- **Aim of the task**
Copy the data verbatim from the line with "Find all labels, buttons, inputs, and" to the line with "What elements are", both included, and leave the pictures out of your answer.

# # #

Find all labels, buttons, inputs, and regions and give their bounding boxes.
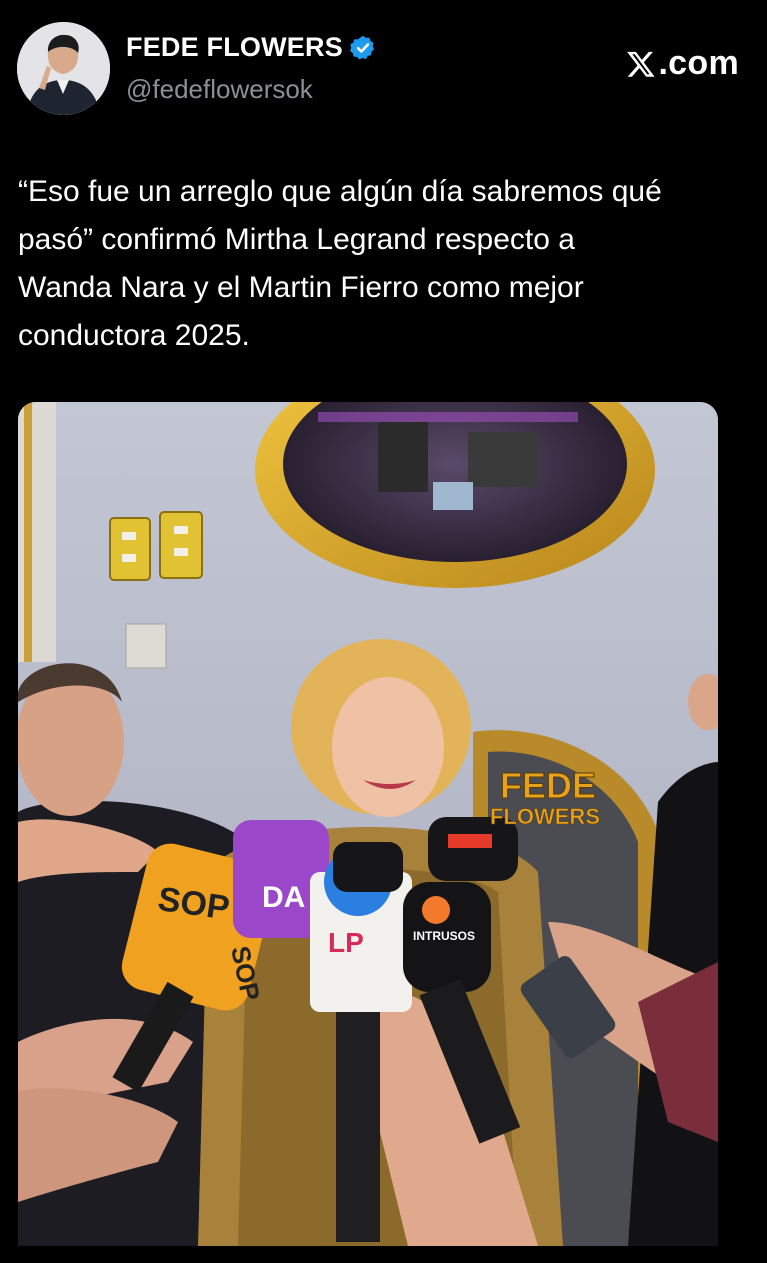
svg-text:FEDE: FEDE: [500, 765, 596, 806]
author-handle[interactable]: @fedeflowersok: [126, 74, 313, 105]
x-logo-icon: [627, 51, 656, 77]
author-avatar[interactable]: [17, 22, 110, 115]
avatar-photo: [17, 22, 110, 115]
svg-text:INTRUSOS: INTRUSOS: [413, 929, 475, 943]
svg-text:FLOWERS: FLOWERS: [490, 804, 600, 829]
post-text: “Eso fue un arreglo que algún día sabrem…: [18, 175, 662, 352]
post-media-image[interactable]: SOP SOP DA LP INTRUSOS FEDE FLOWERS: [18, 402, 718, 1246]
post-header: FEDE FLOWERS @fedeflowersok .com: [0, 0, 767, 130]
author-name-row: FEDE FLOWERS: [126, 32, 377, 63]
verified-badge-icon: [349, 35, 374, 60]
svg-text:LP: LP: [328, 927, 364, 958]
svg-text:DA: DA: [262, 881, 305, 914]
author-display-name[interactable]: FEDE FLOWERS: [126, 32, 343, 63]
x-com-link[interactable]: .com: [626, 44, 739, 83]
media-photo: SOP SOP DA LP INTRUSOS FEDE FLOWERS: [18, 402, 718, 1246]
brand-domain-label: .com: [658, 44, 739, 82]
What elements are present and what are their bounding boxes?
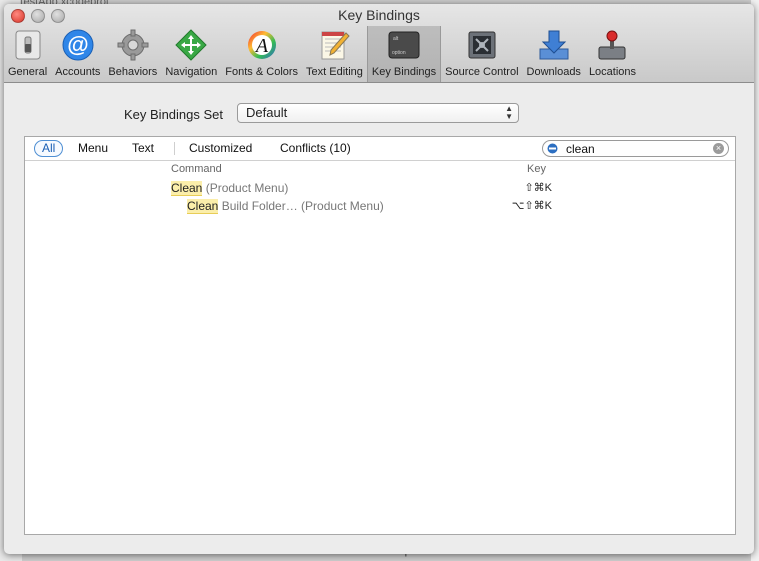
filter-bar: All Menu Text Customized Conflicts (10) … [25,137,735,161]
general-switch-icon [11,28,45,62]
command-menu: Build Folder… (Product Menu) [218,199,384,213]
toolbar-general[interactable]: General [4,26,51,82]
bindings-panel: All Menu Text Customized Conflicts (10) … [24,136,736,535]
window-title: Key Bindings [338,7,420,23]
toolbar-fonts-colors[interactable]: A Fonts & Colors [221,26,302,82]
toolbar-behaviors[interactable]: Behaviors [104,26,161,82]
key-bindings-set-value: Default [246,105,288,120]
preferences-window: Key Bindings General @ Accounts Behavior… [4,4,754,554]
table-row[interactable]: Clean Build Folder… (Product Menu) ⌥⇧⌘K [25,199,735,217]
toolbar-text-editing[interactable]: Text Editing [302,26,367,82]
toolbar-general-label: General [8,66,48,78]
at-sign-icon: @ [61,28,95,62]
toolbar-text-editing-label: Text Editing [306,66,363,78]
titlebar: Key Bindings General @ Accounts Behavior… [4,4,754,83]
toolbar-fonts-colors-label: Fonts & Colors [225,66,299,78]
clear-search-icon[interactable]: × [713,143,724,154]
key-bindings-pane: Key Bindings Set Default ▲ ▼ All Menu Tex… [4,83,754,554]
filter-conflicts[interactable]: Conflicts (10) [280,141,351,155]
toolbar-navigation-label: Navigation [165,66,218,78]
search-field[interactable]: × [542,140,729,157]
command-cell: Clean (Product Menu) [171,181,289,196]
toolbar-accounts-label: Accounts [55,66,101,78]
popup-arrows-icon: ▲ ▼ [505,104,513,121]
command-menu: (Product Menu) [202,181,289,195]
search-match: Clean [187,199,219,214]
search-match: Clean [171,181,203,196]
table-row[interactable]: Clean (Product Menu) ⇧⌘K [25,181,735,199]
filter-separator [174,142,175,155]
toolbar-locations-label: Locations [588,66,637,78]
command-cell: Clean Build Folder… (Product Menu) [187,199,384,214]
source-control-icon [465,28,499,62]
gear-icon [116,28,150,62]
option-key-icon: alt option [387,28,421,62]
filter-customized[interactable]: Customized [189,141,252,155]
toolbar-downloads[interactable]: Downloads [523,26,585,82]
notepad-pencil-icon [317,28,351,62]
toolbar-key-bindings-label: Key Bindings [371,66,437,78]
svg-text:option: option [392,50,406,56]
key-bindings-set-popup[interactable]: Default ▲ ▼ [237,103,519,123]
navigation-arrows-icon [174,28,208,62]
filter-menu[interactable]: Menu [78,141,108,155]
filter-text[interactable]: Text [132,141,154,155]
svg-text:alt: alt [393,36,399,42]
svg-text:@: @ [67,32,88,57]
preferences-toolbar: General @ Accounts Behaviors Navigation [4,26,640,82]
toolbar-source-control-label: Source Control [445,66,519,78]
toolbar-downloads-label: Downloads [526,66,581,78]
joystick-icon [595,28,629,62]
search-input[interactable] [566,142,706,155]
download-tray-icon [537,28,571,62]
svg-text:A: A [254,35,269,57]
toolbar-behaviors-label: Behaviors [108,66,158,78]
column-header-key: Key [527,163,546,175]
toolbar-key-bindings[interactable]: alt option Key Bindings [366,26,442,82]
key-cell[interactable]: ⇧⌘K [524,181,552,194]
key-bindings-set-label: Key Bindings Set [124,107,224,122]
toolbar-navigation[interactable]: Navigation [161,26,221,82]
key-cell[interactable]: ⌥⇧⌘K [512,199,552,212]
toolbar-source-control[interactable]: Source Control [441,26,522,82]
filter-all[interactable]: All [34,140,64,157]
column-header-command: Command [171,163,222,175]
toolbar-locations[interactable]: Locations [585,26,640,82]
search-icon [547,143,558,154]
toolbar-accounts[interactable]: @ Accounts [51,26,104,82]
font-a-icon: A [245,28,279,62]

# # #

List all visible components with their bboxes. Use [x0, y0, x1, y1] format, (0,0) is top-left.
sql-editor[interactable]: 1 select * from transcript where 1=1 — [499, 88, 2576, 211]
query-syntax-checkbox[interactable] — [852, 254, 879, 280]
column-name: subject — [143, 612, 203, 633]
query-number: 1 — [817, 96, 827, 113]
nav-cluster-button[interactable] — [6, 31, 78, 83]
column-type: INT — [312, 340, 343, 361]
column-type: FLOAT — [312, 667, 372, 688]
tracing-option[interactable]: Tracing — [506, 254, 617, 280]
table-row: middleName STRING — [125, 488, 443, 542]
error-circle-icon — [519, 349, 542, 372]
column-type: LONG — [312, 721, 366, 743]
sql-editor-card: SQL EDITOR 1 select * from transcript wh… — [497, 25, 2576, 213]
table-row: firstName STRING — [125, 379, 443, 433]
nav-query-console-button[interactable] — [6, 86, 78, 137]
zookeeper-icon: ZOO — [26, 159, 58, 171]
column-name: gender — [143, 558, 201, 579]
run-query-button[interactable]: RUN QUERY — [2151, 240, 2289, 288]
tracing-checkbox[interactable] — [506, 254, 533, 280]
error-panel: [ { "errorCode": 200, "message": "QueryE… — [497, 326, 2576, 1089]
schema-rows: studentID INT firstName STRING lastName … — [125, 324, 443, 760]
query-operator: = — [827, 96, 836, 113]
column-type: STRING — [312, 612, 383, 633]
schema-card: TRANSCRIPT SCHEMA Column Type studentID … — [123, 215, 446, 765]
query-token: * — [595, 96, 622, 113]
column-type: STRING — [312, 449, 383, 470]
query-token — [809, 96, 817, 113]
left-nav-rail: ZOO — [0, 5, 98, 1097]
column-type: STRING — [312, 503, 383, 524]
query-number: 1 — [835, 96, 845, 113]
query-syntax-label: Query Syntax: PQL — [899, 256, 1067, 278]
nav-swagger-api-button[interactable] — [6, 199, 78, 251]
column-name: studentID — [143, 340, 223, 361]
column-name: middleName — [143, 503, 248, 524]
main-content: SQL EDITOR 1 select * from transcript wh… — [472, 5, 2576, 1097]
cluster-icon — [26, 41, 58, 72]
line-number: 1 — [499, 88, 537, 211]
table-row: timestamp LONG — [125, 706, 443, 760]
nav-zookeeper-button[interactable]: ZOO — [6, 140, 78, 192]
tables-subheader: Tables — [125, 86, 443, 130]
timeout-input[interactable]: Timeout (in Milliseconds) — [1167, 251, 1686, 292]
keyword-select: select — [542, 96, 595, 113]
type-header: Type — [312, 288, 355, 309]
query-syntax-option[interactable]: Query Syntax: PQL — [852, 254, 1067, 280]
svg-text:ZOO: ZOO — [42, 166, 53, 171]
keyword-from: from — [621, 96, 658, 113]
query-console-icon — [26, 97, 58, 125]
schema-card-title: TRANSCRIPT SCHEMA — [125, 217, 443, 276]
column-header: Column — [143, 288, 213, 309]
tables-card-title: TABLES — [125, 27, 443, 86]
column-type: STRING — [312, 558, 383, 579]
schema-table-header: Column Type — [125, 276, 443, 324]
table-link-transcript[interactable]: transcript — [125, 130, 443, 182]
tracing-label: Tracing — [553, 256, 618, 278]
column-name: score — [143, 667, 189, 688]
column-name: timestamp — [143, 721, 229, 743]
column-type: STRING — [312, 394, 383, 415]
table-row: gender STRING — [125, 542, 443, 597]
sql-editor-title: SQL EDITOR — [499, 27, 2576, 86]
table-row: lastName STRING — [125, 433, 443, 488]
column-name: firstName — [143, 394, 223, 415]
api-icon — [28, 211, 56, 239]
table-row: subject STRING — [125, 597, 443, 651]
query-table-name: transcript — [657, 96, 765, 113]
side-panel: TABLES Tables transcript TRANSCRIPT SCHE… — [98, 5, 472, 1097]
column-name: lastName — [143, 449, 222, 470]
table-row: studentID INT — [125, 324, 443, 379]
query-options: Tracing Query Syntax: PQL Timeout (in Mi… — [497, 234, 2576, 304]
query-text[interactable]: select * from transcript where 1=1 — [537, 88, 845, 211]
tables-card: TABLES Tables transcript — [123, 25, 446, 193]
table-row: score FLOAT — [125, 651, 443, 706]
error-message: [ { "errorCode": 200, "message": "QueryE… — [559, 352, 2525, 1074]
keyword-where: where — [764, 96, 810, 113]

# # #

- **Result of the task**
Find all labels, buttons, inputs, and regions and give their bounding boxes.
svg-text:FEDE: FEDE: [500, 765, 596, 806]
author-handle[interactable]: @fedeflowersok: [126, 74, 313, 105]
x-logo-icon: [627, 51, 656, 77]
author-avatar[interactable]: [17, 22, 110, 115]
avatar-photo: [17, 22, 110, 115]
svg-text:INTRUSOS: INTRUSOS: [413, 929, 475, 943]
svg-text:FLOWERS: FLOWERS: [490, 804, 600, 829]
post-text: “Eso fue un arreglo que algún día sabrem…: [18, 175, 662, 352]
post-media-image[interactable]: SOP SOP DA LP INTRUSOS FEDE FLOWERS: [18, 402, 718, 1246]
post-header: FEDE FLOWERS @fedeflowersok .com: [0, 0, 767, 130]
author-name-row: FEDE FLOWERS: [126, 32, 377, 63]
verified-badge-icon: [349, 35, 374, 60]
svg-text:LP: LP: [328, 927, 364, 958]
svg-text:DA: DA: [262, 881, 305, 914]
author-display-name[interactable]: FEDE FLOWERS: [126, 32, 343, 63]
x-com-link[interactable]: .com: [626, 44, 739, 83]
media-photo: SOP SOP DA LP INTRUSOS FEDE FLOWERS: [18, 402, 718, 1246]
brand-domain-label: .com: [658, 44, 739, 82]
What elements are present and what are their bounding boxes?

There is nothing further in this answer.